→ Set exercise a:
Output the records as a numbered list without blank lines, covering only the part that runs from the first line of the records through the line containing "18, 756, 34)".

→ Text shown:
Reading and writing shapefiles

Recall the qgis lesson 1 tutorial

In that lesson, you used qgis to plot volcanoe data that was stored as shapefiles

In the next cell we use fiona to read that shapefile and print out the data on the first three volcanoes


In [1]:
import a301utils
from pathlib import Path
from fiona import collection
import pprint
#
# make dictionaries print pretty
#
pp=pprint.PrettyPrinter(indent=4)
#
# find the Alaska shapefile given the location of the
# a301utils package
# 
utils_dir=Path(a301utils.__path__[0])
print('start here: {}'.format(utils_dir))
#
# go up one level (parent)
#
root=utils_dir.parent
shapefile=root / Path('notebooks/qgis/Data/lesson_1/Alaska_Volcanoes.shp')
print('\nfound shapefile: {}\n'.format(shapefile))          
#
# now use fiona to open the Volcanoes shapefile and get its metadata
#
with collection(str(shapefile), "r") as input:
    print('\nthe projection in wkt (well known text) format: \n{}\n'.format(input.crs_wkt))
    print('\nmetadata -- projection in epsg format: {}\n'
          .format(input.meta['crs']))
    print('\ndata schema for Alaska_Volcanoes shapefile\n')
    for key,value in input.meta['schema'].items():
        print('\n--{}--\n'.format(key))
        pp.pprint(value)
    data_points=list(input)
    print('\n--first three volcanoes--\n')
    for item in data_points[:3]:
        pp.pprint(item)


start here: /Users/phil/repos/a301_2016/a301utils

found shapefile: /Users/phil/repos/a301_2016/notebooks/qgis/Data/lesson_1/Alaska_Volcanoes.shp


the projection in wkt (well known text) format: 
GEOGCS["GCS_WGS_1984",DATUM["WGS_1984",SPHEROID["WGS_84",6378137.0,298.257223563]],PRIMEM["Greenwich",0.0],UNIT["Degree",0.0174532925199433]]


metadata -- projection in epsg format: {'init': 'epsg:4326'}


data schema for Alaska_Volcanoes shapefile


--properties--

OrderedDict([   ('ObjectID', 'int:9'),
                ('NUMBER', 'str:8'),
                ('LOCATION', 'str:24'),
                ('NAME', 'str:27'),
                ('ELEVATION', 'int:12'),
                ('TYPE', 'str:19'),
                ('STATUS', 'str:23'),
                ('TIME_CODE', 'str:2')])

[Labeled box records]
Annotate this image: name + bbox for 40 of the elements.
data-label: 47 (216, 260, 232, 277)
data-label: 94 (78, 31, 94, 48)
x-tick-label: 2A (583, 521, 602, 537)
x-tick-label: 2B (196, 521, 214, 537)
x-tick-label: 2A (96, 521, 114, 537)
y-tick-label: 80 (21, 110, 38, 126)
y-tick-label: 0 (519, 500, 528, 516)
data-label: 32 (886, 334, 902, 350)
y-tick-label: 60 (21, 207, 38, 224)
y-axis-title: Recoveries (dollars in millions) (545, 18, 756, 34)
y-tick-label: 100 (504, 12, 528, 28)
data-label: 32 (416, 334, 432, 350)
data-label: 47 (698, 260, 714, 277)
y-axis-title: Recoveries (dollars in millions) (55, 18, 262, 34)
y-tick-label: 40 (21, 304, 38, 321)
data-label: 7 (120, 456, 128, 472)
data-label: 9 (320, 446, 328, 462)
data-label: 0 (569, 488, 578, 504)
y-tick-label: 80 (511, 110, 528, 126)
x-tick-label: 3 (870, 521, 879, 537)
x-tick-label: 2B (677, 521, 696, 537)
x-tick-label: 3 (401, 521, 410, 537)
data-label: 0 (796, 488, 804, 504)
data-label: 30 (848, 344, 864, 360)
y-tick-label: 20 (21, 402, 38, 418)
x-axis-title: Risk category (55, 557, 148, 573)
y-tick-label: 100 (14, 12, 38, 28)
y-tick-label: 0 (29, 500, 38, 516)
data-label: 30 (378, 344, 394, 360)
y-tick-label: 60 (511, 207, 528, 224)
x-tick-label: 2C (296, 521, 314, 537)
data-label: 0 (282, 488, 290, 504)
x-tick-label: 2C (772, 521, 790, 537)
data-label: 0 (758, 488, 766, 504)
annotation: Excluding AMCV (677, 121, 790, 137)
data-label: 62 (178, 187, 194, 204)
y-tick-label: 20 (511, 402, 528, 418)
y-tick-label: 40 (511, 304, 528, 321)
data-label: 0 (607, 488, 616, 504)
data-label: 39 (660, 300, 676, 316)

→ Set exercise b:
Print the part of the shapefile text that begins with the words "In that lesson, you" and ends with "pp=pprint.PrettyPrinter(indent=4)".

→ Exercise output a:
1. Annotate this image: name + bbox for 40 of the elements.
2. data-label: 47 (216, 260, 232, 277)
3. data-label: 94 (78, 31, 94, 48)
4. x-tick-label: 2A (583, 521, 602, 537)
5. x-tick-label: 2B (196, 521, 214, 537)
6. x-tick-label: 2A (96, 521, 114, 537)
7. y-tick-label: 80 (21, 110, 38, 126)
8. y-tick-label: 0 (519, 500, 528, 516)
9. data-label: 32 (886, 334, 902, 350)
10. y-tick-label: 60 (21, 207, 38, 224)
11. y-axis-title: Recoveries (dollars in millions) (545, 18, 756, 34)

→ Exercise output b:
In that lesson, you used qgis to plot volcanoe data that was stored as shapefiles

In the next cell we use fiona to read that shapefile and print out the data on the first three volcanoes


In [1]:
import a301utils
from pathlib import Path
from fiona import collection
import pprint
#
# make dictionaries print pretty
#
pp=pprint.PrettyPrinter(indent=4)